▶ **OBJECTIVE**: Locate the lines where "shall" occurs and copy them as they stand.

▶ **PROVIDED RECORDS**:

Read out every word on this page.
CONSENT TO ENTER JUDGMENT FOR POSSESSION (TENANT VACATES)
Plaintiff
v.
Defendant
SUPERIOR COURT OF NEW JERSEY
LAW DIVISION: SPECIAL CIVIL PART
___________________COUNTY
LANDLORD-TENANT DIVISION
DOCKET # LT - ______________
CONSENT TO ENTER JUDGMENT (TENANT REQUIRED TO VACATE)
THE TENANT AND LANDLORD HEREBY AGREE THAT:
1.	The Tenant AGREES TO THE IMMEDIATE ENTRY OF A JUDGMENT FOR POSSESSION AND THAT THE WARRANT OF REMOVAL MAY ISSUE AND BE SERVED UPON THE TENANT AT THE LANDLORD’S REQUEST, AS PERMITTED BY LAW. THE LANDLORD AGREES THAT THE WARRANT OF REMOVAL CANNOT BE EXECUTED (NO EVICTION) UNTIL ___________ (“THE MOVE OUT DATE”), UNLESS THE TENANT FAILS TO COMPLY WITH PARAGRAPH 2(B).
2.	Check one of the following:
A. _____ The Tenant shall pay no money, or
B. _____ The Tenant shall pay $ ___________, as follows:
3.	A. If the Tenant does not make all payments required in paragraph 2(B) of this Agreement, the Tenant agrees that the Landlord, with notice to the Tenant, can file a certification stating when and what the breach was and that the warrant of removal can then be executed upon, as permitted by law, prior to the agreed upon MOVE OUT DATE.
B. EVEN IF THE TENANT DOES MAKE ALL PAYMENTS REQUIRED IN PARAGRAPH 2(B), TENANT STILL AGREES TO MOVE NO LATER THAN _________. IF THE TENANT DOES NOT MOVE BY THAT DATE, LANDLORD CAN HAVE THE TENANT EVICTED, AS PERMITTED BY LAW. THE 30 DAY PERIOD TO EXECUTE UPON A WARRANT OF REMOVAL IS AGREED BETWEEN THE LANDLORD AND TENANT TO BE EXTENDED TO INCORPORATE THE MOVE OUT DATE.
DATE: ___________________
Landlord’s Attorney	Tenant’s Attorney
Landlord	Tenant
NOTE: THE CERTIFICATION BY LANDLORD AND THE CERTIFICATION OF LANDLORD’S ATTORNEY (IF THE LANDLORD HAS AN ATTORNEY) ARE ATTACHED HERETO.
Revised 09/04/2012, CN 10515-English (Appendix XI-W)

▶ **SOLVED EXERCISE**:
A. _____ The Tenant shall pay no money, or
B. _____ The Tenant shall pay $ ___________, as follows:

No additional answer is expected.